───── PROVIDED MATERIAL ─────

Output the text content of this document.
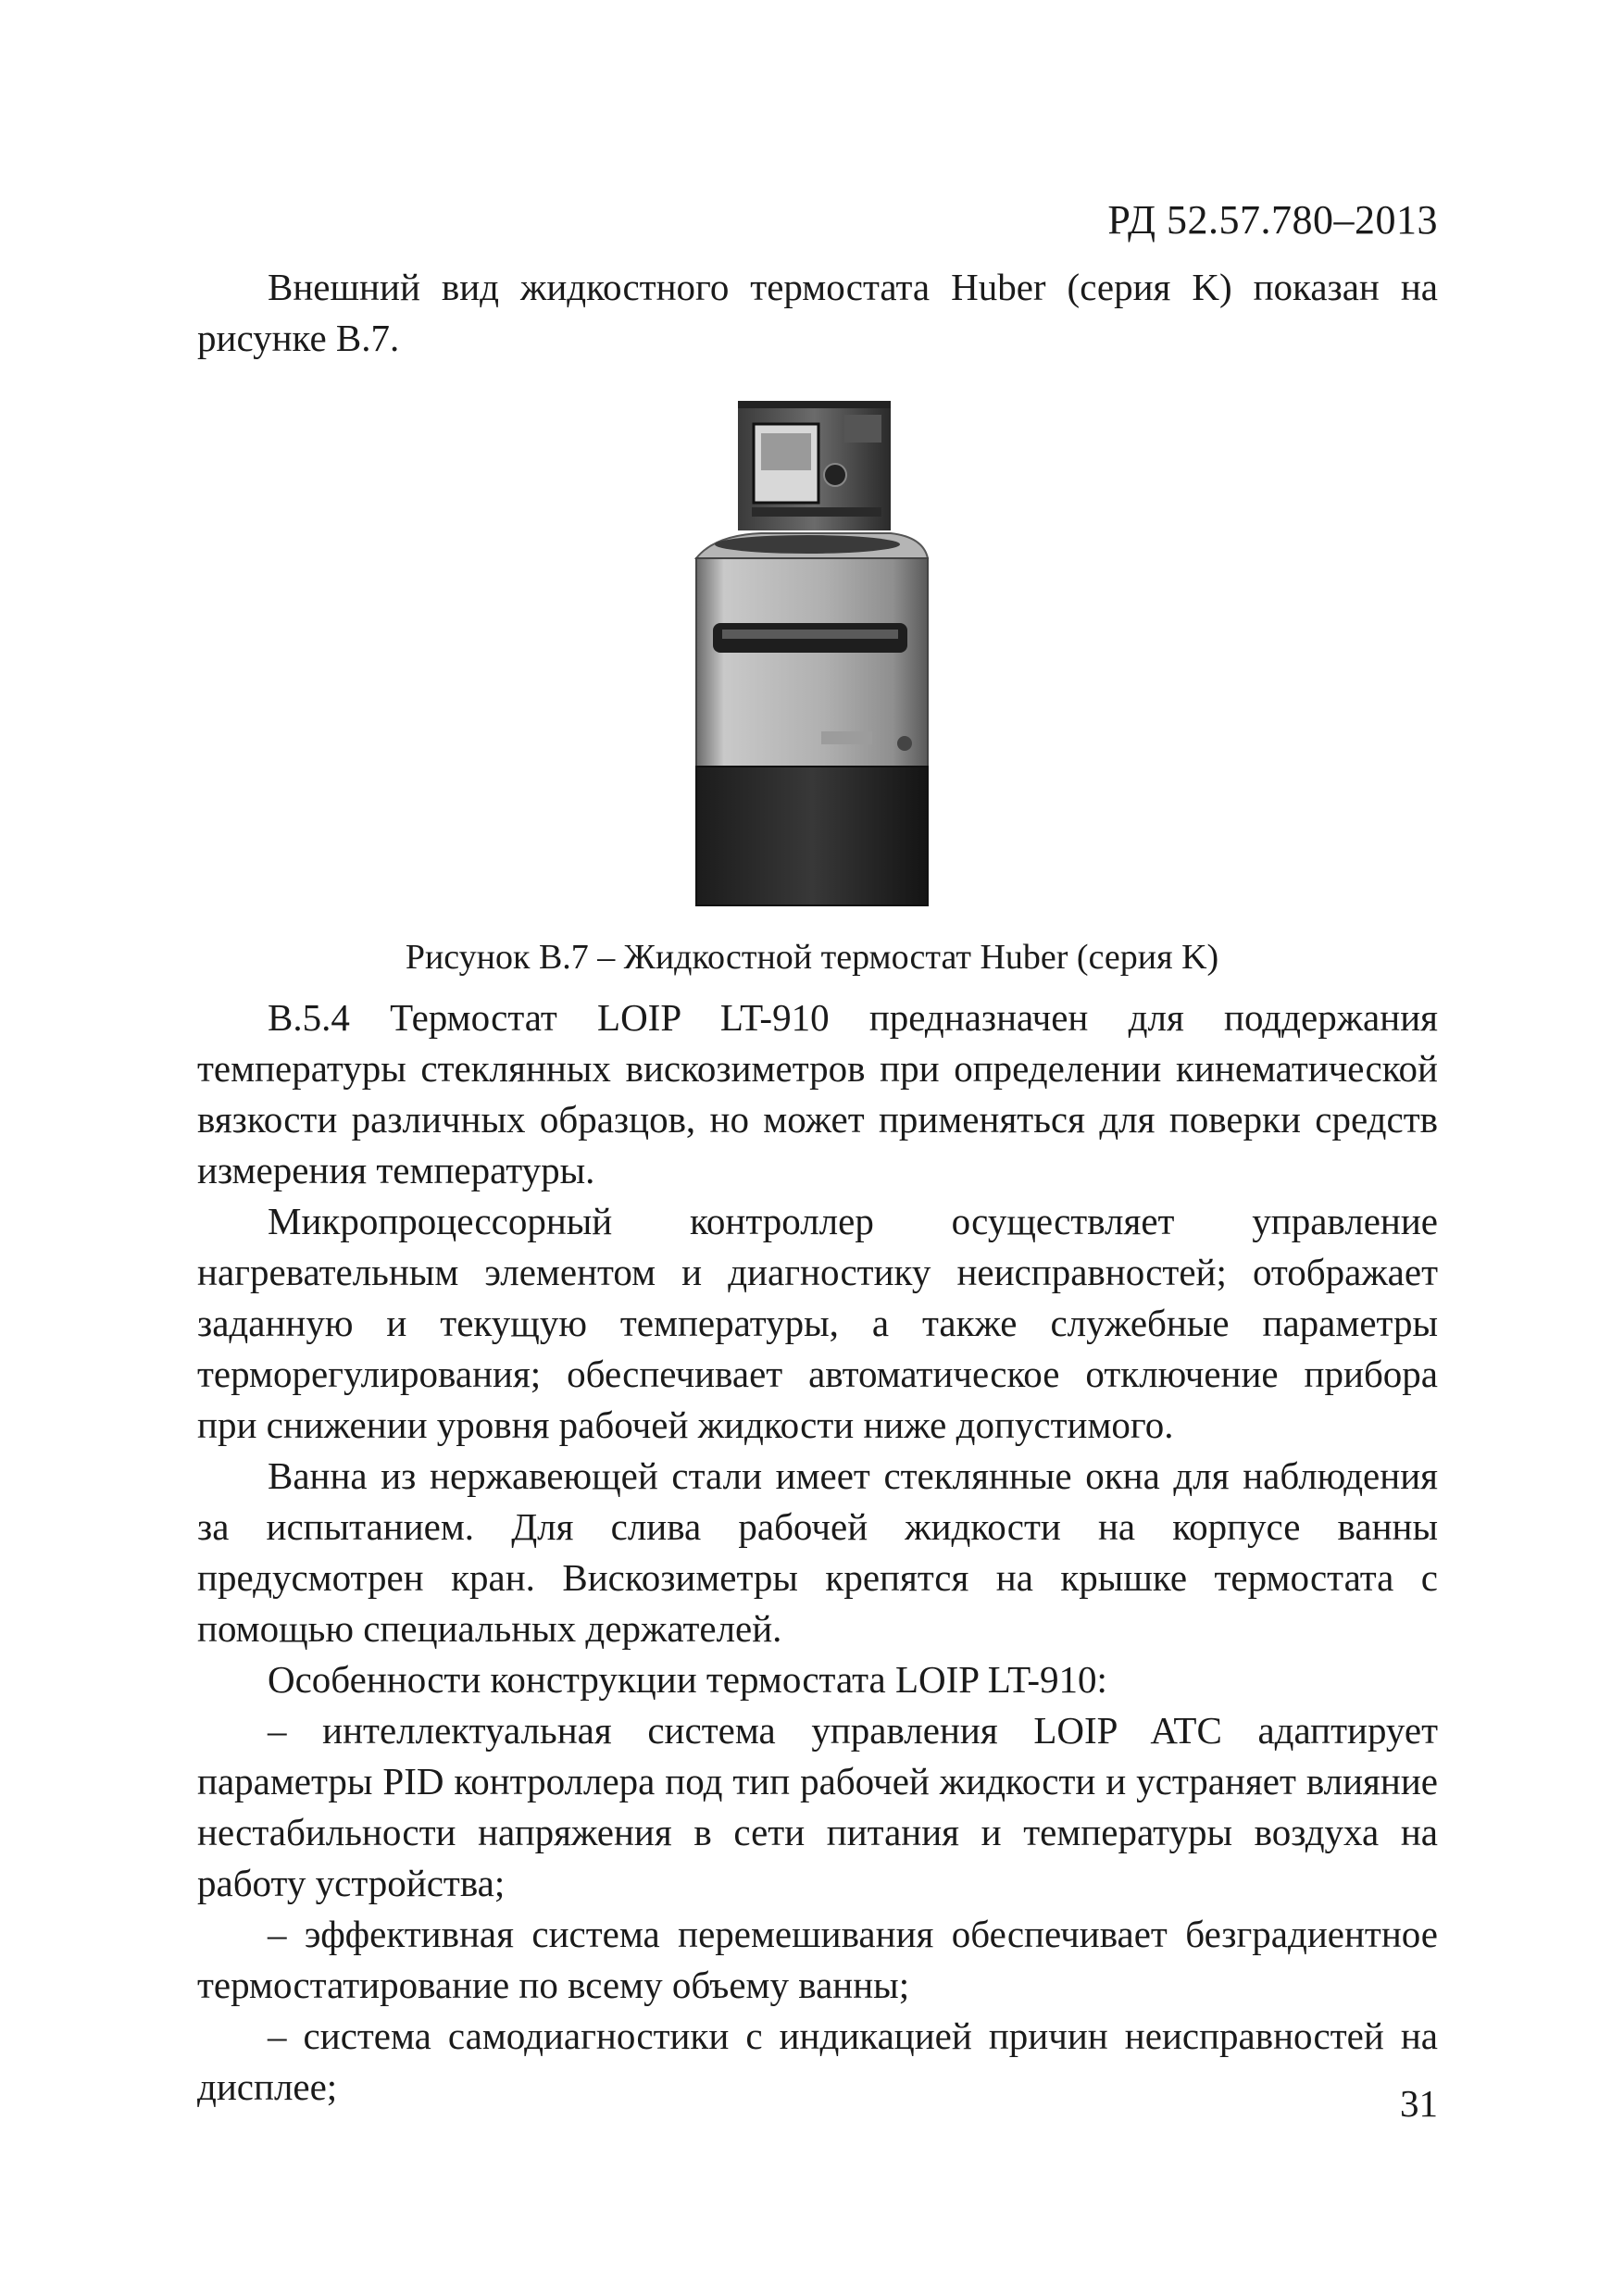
РД 52.57.780–2013

Внешний вид жидкостного термостата Huber (серия K) показан на рисунке В.7.

Рисунок В.7 – Жидкостной термостат Huber (серия K)

В.5.4 Термостат LOIP LT-910 предназначен для поддержания температуры стеклянных вискозиметров при определении кинематической вязкости различных образцов, но может применяться для поверки средств измерения температуры.

Микропроцессорный контроллер осуществляет управление нагревательным элементом и диагностику неисправностей; отображает заданную и текущую температуры, а также служебные параметры терморегулирования; обеспечивает автоматическое отключение прибора при снижении уровня рабочей жидкости ниже допустимого.

Ванна из нержавеющей стали имеет стеклянные окна для наблюдения за испытанием. Для слива рабочей жидкости на корпусе ванны предусмотрен кран. Вискозиметры крепятся на крышке термостата с помощью специальных держателей.

Особенности конструкции термостата LOIP LT-910:

– интеллектуальная система управления LOIP ATC адаптирует параметры PID контроллера под тип рабочей жидкости и устраняет влияние нестабильности напряжения в сети питания и температуры воздуха на работу устройства;

– эффективная система перемешивания обеспечивает безградиентное термостатирование по всему объему ванны;

– система самодиагностики с индикацией причин неисправностей на дисплее;	31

─────

# EXERCISE TASK
Print the records word for word and exclude any picture they hold.

# FULL RESPONSE
Output the text content of this document.
РД 52.57.780–2013

Внешний вид жидкостного термостата Huber (серия K) показан на рисунке В.7.

Рисунок В.7 – Жидкостной термостат Huber (серия K)

В.5.4 Термостат LOIP LT-910 предназначен для поддержания температуры стеклянных вискозиметров при определении кинематической вязкости различных образцов, но может применяться для поверки средств измерения температуры.

Микропроцессорный контроллер осуществляет управление нагревательным элементом и диагностику неисправностей; отображает заданную и текущую температуры, а также служебные параметры терморегулирования; обеспечивает автоматическое отключение прибора при снижении уровня рабочей жидкости ниже допустимого.

Ванна из нержавеющей стали имеет стеклянные окна для наблюдения за испытанием. Для слива рабочей жидкости на корпусе ванны предусмотрен кран. Вискозиметры крепятся на крышке термостата с помощью специальных держателей.

Особенности конструкции термостата LOIP LT-910:

– интеллектуальная система управления LOIP ATC адаптирует параметры PID контроллера под тип рабочей жидкости и устраняет влияние нестабильности напряжения в сети питания и температуры воздуха на работу устройства;

– эффективная система перемешивания обеспечивает безградиентное термостатирование по всему объему ванны;

– система самодиагностики с индикацией причин неисправностей на дисплее;	31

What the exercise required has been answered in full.